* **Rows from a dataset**
####

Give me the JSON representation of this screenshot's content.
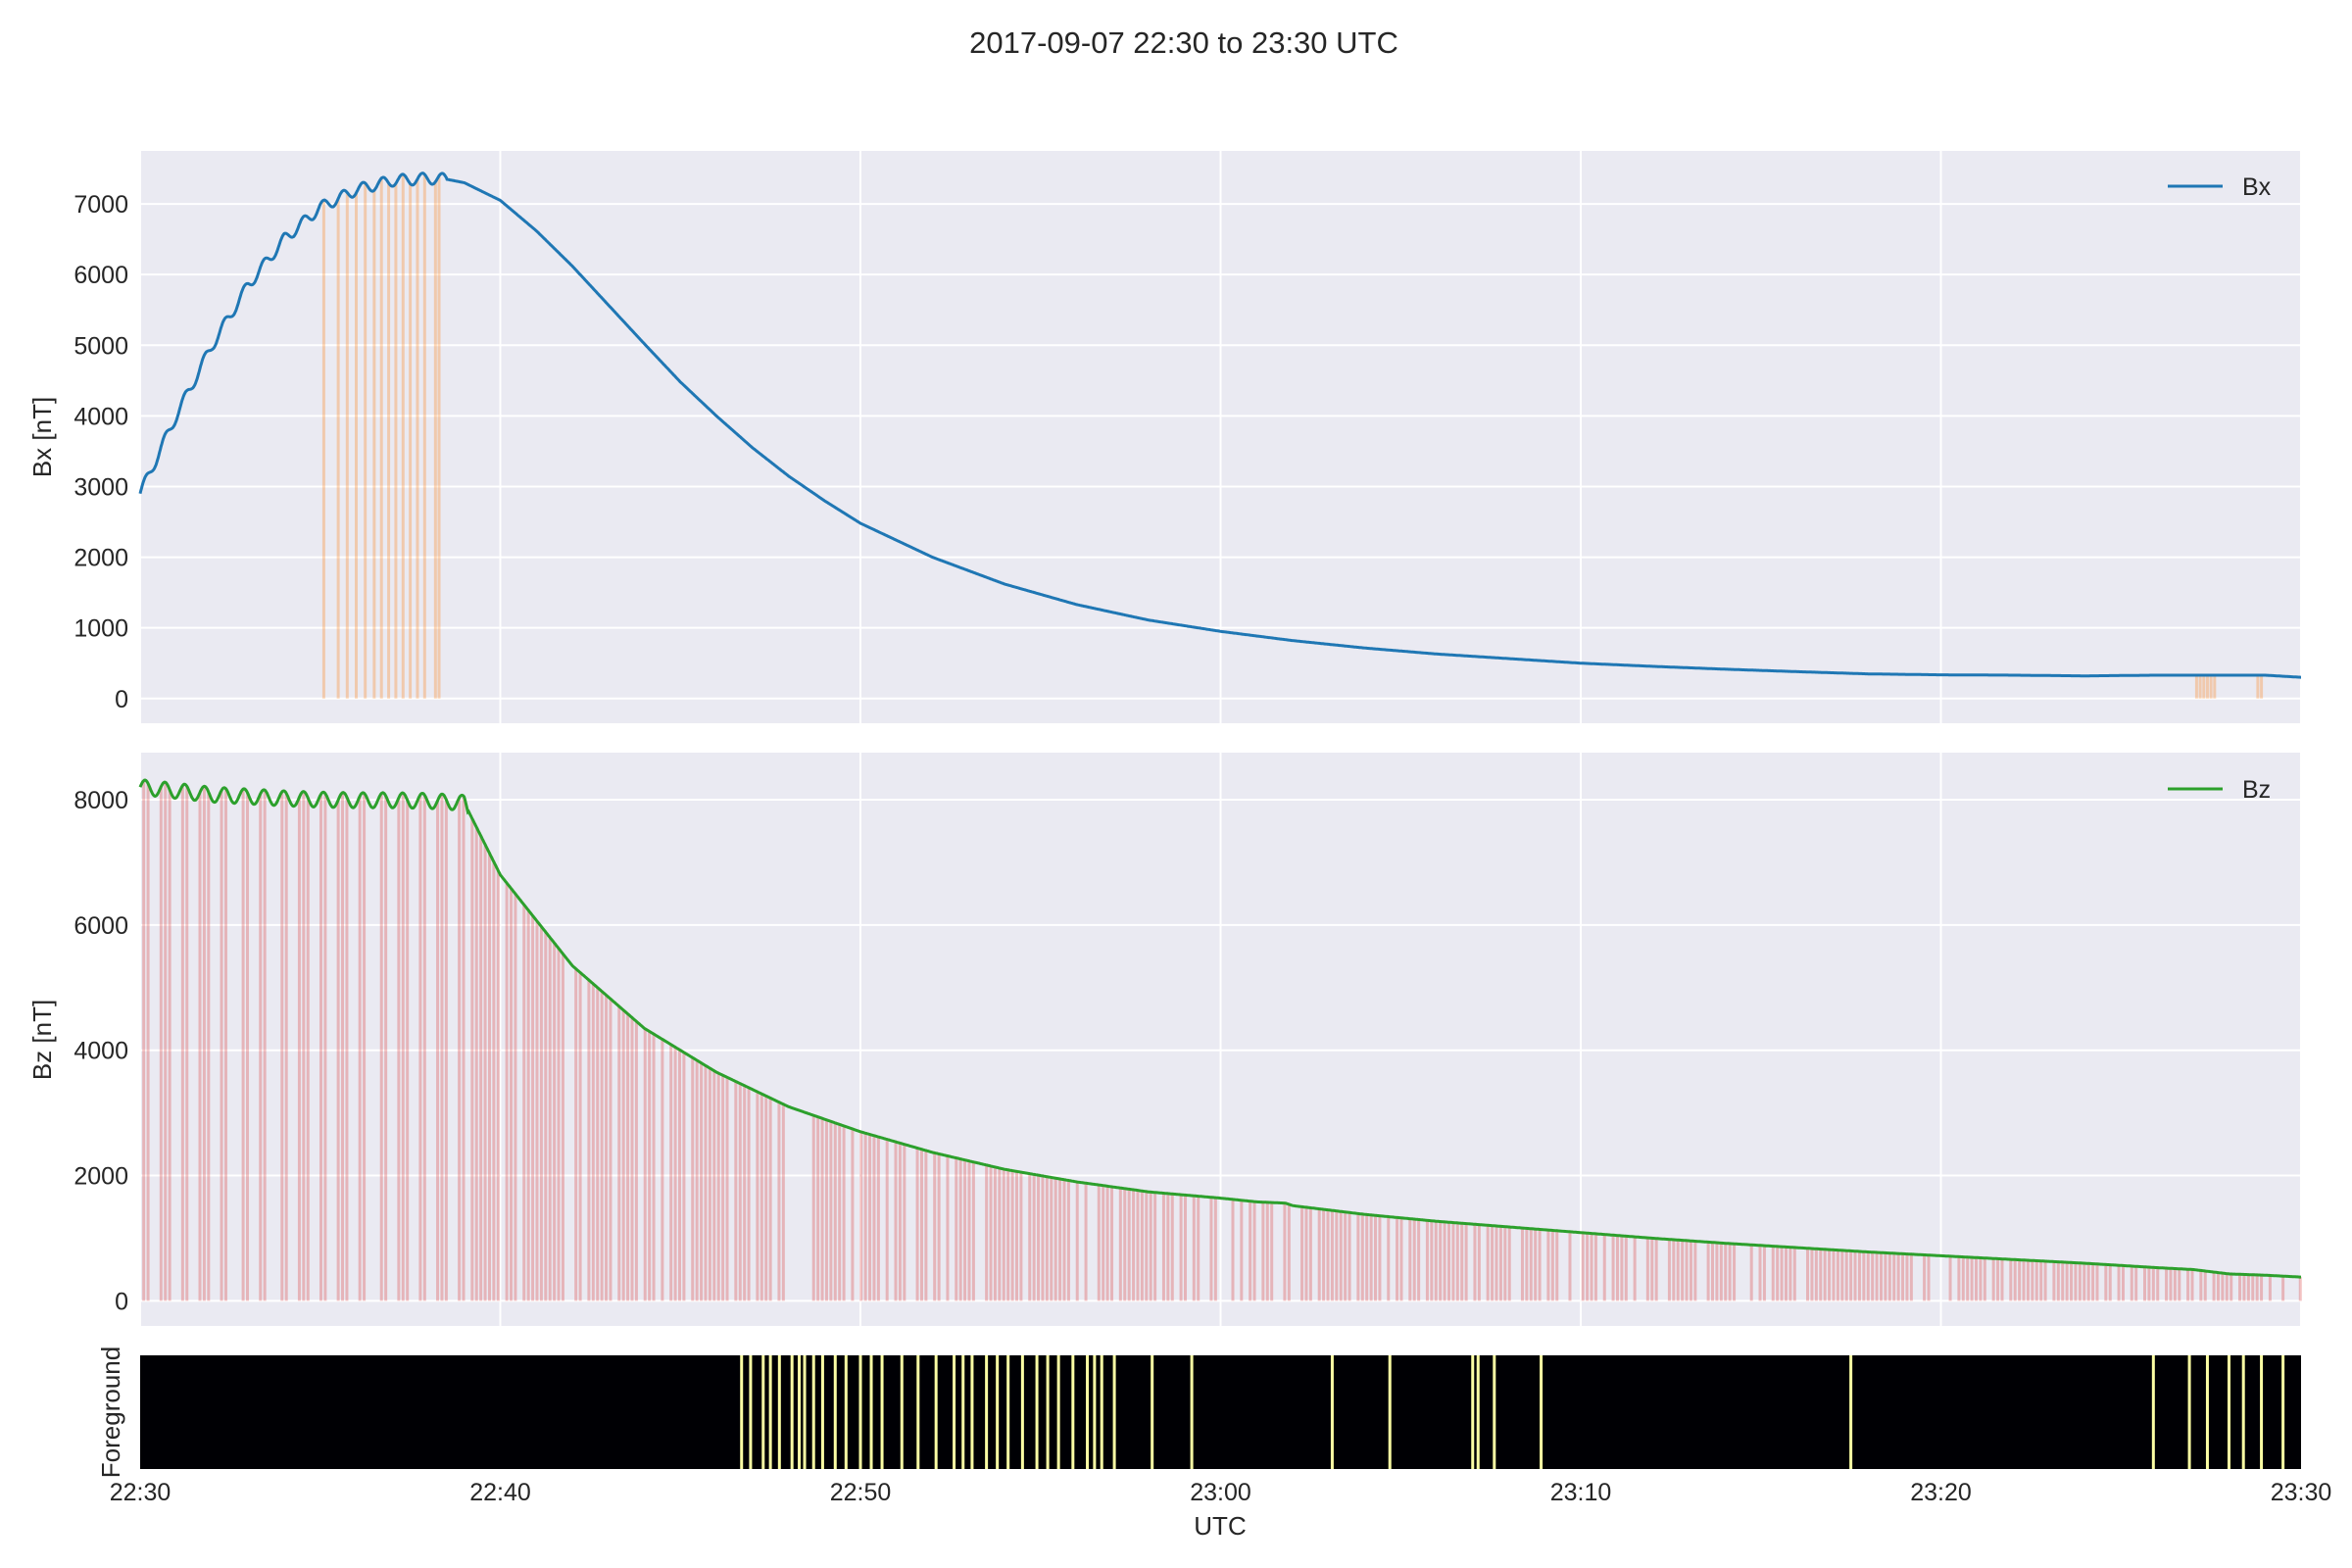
{
  "figure": {
    "title": "2017-09-07 22:30 to 23:30 UTC"
  },
  "chart_data": [
    {
      "id": "bx",
      "type": "line",
      "ylabel": "Bx [nT]",
      "ylim": [
        -350,
        7750
      ],
      "yticks": [
        0,
        1000,
        2000,
        3000,
        4000,
        5000,
        6000,
        7000
      ],
      "xlim_minutes": [
        0,
        60
      ],
      "grid": true,
      "legend": {
        "position": "top-right",
        "label": "Bx"
      },
      "series": [
        {
          "name": "Bx",
          "color": "#1f77b4",
          "t_minutes": [
            0,
            1,
            2,
            3,
            4,
            5,
            6,
            7,
            8,
            8.5,
            9,
            10,
            11,
            12,
            13,
            14,
            15,
            16,
            17,
            18,
            19,
            20,
            22,
            24,
            26,
            28,
            30,
            32,
            34,
            36,
            38,
            40,
            42,
            44,
            46,
            48,
            50,
            52,
            54,
            56,
            57,
            58,
            59,
            60
          ],
          "values": [
            2900,
            4000,
            5000,
            5850,
            6500,
            6950,
            7200,
            7330,
            7360,
            7350,
            7300,
            7050,
            6620,
            6120,
            5570,
            5020,
            4480,
            4000,
            3550,
            3150,
            2800,
            2480,
            2000,
            1620,
            1330,
            1110,
            950,
            820,
            715,
            630,
            565,
            500,
            455,
            415,
            380,
            348,
            335,
            330,
            320,
            330,
            330,
            330,
            330,
            300
          ]
        }
      ],
      "oscillation": {
        "period_minutes": 0.55,
        "amplitude": 80,
        "until_minutes": 8.5
      },
      "shaded_intervals": {
        "color": "#ff7f0e",
        "opacity": 0.3,
        "t_minutes": [
          5.1,
          5.5,
          5.75,
          6.0,
          6.25,
          6.5,
          6.7,
          6.9,
          7.1,
          7.3,
          7.5,
          7.7,
          7.9,
          8.2,
          8.3,
          57.1,
          57.2,
          57.3,
          57.4,
          57.5,
          57.6,
          58.8,
          58.9
        ]
      }
    },
    {
      "id": "bz",
      "type": "line",
      "ylabel": "Bz [nT]",
      "ylim": [
        -400,
        8750
      ],
      "yticks": [
        0,
        2000,
        4000,
        6000,
        8000
      ],
      "xlim_minutes": [
        0,
        60
      ],
      "grid": true,
      "legend": {
        "position": "top-right",
        "label": "Bz"
      },
      "series": [
        {
          "name": "Bz",
          "color": "#2ca02c",
          "t_minutes": [
            0,
            1,
            2,
            3,
            4,
            5,
            6,
            7,
            8,
            9,
            10,
            12,
            14,
            16,
            18,
            20,
            22,
            24,
            26,
            28,
            30,
            31,
            31.8,
            32,
            34,
            36,
            38,
            40,
            42,
            44,
            46,
            48,
            50,
            52,
            54,
            56,
            57,
            58,
            59,
            60
          ],
          "values": [
            8200,
            8140,
            8080,
            8050,
            8020,
            8000,
            7990,
            7990,
            7980,
            7950,
            6800,
            5350,
            4350,
            3650,
            3100,
            2700,
            2370,
            2100,
            1900,
            1740,
            1640,
            1580,
            1560,
            1520,
            1380,
            1270,
            1180,
            1090,
            1000,
            920,
            850,
            780,
            720,
            660,
            600,
            530,
            500,
            430,
            410,
            380
          ]
        }
      ],
      "oscillation": {
        "period_minutes": 0.55,
        "amplitude": 120,
        "until_minutes": 9.1
      },
      "filled_fraction": 0.7,
      "fill_color": "#d62728",
      "fill_opacity": 0.28
    },
    {
      "id": "foreground",
      "type": "heatmap",
      "ylabel": "Foreground",
      "xlim_minutes": [
        0,
        60
      ],
      "background_color": "#000004",
      "flag_color": "#fcffa4",
      "flagged_t_minutes": [
        16.7,
        16.95,
        17.3,
        17.5,
        17.75,
        18.1,
        18.3,
        18.45,
        18.7,
        18.95,
        19.3,
        19.6,
        20.0,
        20.3,
        20.6,
        21.15,
        21.6,
        22.1,
        22.6,
        22.85,
        23.1,
        23.5,
        23.8,
        24.1,
        24.5,
        24.9,
        25.2,
        25.5,
        25.9,
        26.3,
        26.5,
        26.7,
        27.05,
        28.1,
        29.2,
        33.1,
        34.7,
        37.0,
        37.15,
        37.6,
        38.9,
        47.5,
        55.9,
        56.9,
        57.4,
        58.0,
        58.4,
        58.9,
        59.5
      ]
    }
  ],
  "x_axis": {
    "label": "UTC",
    "ticks": [
      {
        "t_minutes": 0,
        "label": "22:30"
      },
      {
        "t_minutes": 10,
        "label": "22:40"
      },
      {
        "t_minutes": 20,
        "label": "22:50"
      },
      {
        "t_minutes": 30,
        "label": "23:00"
      },
      {
        "t_minutes": 40,
        "label": "23:10"
      },
      {
        "t_minutes": 50,
        "label": "23:20"
      },
      {
        "t_minutes": 60,
        "label": "23:30"
      }
    ]
  }
}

####

* **Aim**
Print every entry exactly as written, without the pictures.

* **Exercise response**
Give me the JSON representation of this screenshot's content.
{
  "figure": {
    "title": "2017-09-07 22:30 to 23:30 UTC"
  },
  "chart_data": [
    {
      "id": "bx",
      "type": "line",
      "ylabel": "Bx [nT]",
      "ylim": [
        -350,
        7750
      ],
      "yticks": [
        0,
        1000,
        2000,
        3000,
        4000,
        5000,
        6000,
        7000
      ],
      "xlim_minutes": [
        0,
        60
      ],
      "grid": true,
      "legend": {
        "position": "top-right",
        "label": "Bx"
      },
      "series": [
        {
          "name": "Bx",
          "color": "#1f77b4",
          "t_minutes": [
            0,
            1,
            2,
            3,
            4,
            5,
            6,
            7,
            8,
            8.5,
            9,
            10,
            11,
            12,
            13,
            14,
            15,
            16,
            17,
            18,
            19,
            20,
            22,
            24,
            26,
            28,
            30,
            32,
            34,
            36,
            38,
            40,
            42,
            44,
            46,
            48,
            50,
            52,
            54,
            56,
            57,
            58,
            59,
            60
          ],
          "values": [
            2900,
            4000,
            5000,
            5850,
            6500,
            6950,
            7200,
            7330,
            7360,
            7350,
            7300,
            7050,
            6620,
            6120,
            5570,
            5020,
            4480,
            4000,
            3550,
            3150,
            2800,
            2480,
            2000,
            1620,
            1330,
            1110,
            950,
            820,
            715,
            630,
            565,
            500,
            455,
            415,
            380,
            348,
            335,
            330,
            320,
            330,
            330,
            330,
            330,
            300
          ]
        }
      ],
      "oscillation": {
        "period_minutes": 0.55,
        "amplitude": 80,
        "until_minutes": 8.5
      },
      "shaded_intervals": {
        "color": "#ff7f0e",
        "opacity": 0.3,
        "t_minutes": [
          5.1,
          5.5,
          5.75,
          6.0,
          6.25,
          6.5,
          6.7,
          6.9,
          7.1,
          7.3,
          7.5,
          7.7,
          7.9,
          8.2,
          8.3,
          57.1,
          57.2,
          57.3,
          57.4,
          57.5,
          57.6,
          58.8,
          58.9
        ]
      }
    },
    {
      "id": "bz",
      "type": "line",
      "ylabel": "Bz [nT]",
      "ylim": [
        -400,
        8750
      ],
      "yticks": [
        0,
        2000,
        4000,
        6000,
        8000
      ],
      "xlim_minutes": [
        0,
        60
      ],
      "grid": true,
      "legend": {
        "position": "top-right",
        "label": "Bz"
      },
      "series": [
        {
          "name": "Bz",
          "color": "#2ca02c",
          "t_minutes": [
            0,
            1,
            2,
            3,
            4,
            5,
            6,
            7,
            8,
            9,
            10,
            12,
            14,
            16,
            18,
            20,
            22,
            24,
            26,
            28,
            30,
            31,
            31.8,
            32,
            34,
            36,
            38,
            40,
            42,
            44,
            46,
            48,
            50,
            52,
            54,
            56,
            57,
            58,
            59,
            60
          ],
          "values": [
            8200,
            8140,
            8080,
            8050,
            8020,
            8000,
            7990,
            7990,
            7980,
            7950,
            6800,
            5350,
            4350,
            3650,
            3100,
            2700,
            2370,
            2100,
            1900,
            1740,
            1640,
            1580,
            1560,
            1520,
            1380,
            1270,
            1180,
            1090,
            1000,
            920,
            850,
            780,
            720,
            660,
            600,
            530,
            500,
            430,
            410,
            380
          ]
        }
      ],
      "oscillation": {
        "period_minutes": 0.55,
        "amplitude": 120,
        "until_minutes": 9.1
      },
      "filled_fraction": 0.7,
      "fill_color": "#d62728",
      "fill_opacity": 0.28
    },
    {
      "id": "foreground",
      "type": "heatmap",
      "ylabel": "Foreground",
      "xlim_minutes": [
        0,
        60
      ],
      "background_color": "#000004",
      "flag_color": "#fcffa4",
      "flagged_t_minutes": [
        16.7,
        16.95,
        17.3,
        17.5,
        17.75,
        18.1,
        18.3,
        18.45,
        18.7,
        18.95,
        19.3,
        19.6,
        20.0,
        20.3,
        20.6,
        21.15,
        21.6,
        22.1,
        22.6,
        22.85,
        23.1,
        23.5,
        23.8,
        24.1,
        24.5,
        24.9,
        25.2,
        25.5,
        25.9,
        26.3,
        26.5,
        26.7,
        27.05,
        28.1,
        29.2,
        33.1,
        34.7,
        37.0,
        37.15,
        37.6,
        38.9,
        47.5,
        55.9,
        56.9,
        57.4,
        58.0,
        58.4,
        58.9,
        59.5
      ]
    }
  ],
  "x_axis": {
    "label": "UTC",
    "ticks": [
      {
        "t_minutes": 0,
        "label": "22:30"
      },
      {
        "t_minutes": 10,
        "label": "22:40"
      },
      {
        "t_minutes": 20,
        "label": "22:50"
      },
      {
        "t_minutes": 30,
        "label": "23:00"
      },
      {
        "t_minutes": 40,
        "label": "23:10"
      },
      {
        "t_minutes": 50,
        "label": "23:20"
      },
      {
        "t_minutes": 60,
        "label": "23:30"
      }
    ]
  }
}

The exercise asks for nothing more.